■ **TEXT UNDER STUDY**:
I'm late to the party, but all above "answers" does not answer the question and accepted "answer" suggest create temp file which is inefficient.

Lets create sample zip file:

seq 10000 | sed "s/^.*$/a/"> /tmp/a
seq 10000 20000 | sed "s/^.*$/b/"> /tmp/b
seq 20000 30000 | sed "s/^.*$/c/"> /tmp/c
zip /tmp/out.zip /tmp/a /tmp/b /tmp/c

so now we have /tmp/out.zip file, which contains 3 files, each of them full of chars a, b or c.

Now lets read it:

  public static void main(String[] args) throws IOException {
        ZipInputStream zipStream = new ZipInputStream(new FileInputStream("/tmp/out.zip"));
            ZipEntry zipEntry;
            while ((zipEntry = zipStream.getNextEntry()) != null) {
                String name = zipEntry.getName();
                System.out.println("Entry: "+name);
                if (name.equals("tmp/c")) {
                    byte[] bytes = zipStream.readAllBytes();
                    String s = new String(bytes);
                    System.out.println(s);
                }
            }
    }

method readAllBytes seems weird, while we're in processing of stream, but it seems to work, I tested it also on some images, where there is higher chance of failure. So it's probably just unintuitive api, but it seems to work.

■ **LISTED RECORDS**:
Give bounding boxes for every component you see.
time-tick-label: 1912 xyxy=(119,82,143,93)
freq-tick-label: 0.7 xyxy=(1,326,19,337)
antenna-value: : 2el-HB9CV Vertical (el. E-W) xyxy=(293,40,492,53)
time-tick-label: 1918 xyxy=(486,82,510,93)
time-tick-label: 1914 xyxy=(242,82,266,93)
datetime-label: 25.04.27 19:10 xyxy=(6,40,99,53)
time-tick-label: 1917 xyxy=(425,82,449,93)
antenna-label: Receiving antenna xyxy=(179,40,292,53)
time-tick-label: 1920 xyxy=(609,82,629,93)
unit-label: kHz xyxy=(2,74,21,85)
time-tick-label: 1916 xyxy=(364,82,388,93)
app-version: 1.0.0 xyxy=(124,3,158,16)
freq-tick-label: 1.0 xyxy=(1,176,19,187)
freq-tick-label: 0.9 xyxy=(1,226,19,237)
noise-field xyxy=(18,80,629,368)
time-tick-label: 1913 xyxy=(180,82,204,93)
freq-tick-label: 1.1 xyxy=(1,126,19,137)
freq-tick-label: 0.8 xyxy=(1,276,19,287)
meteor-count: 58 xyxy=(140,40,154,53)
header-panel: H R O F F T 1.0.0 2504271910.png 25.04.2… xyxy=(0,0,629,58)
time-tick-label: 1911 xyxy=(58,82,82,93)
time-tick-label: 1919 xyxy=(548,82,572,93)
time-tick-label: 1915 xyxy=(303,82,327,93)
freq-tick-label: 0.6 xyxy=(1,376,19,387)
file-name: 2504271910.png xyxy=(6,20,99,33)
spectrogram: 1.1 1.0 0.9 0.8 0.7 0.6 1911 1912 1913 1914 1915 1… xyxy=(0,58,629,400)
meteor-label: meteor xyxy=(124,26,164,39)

■ **TASK REQUIREMENTS**: In the text about reading a zip file in Java, what did the writer also test the readAllBytes method on?

■ **RESPONSE**: Some images, where there is a higher chance of failure.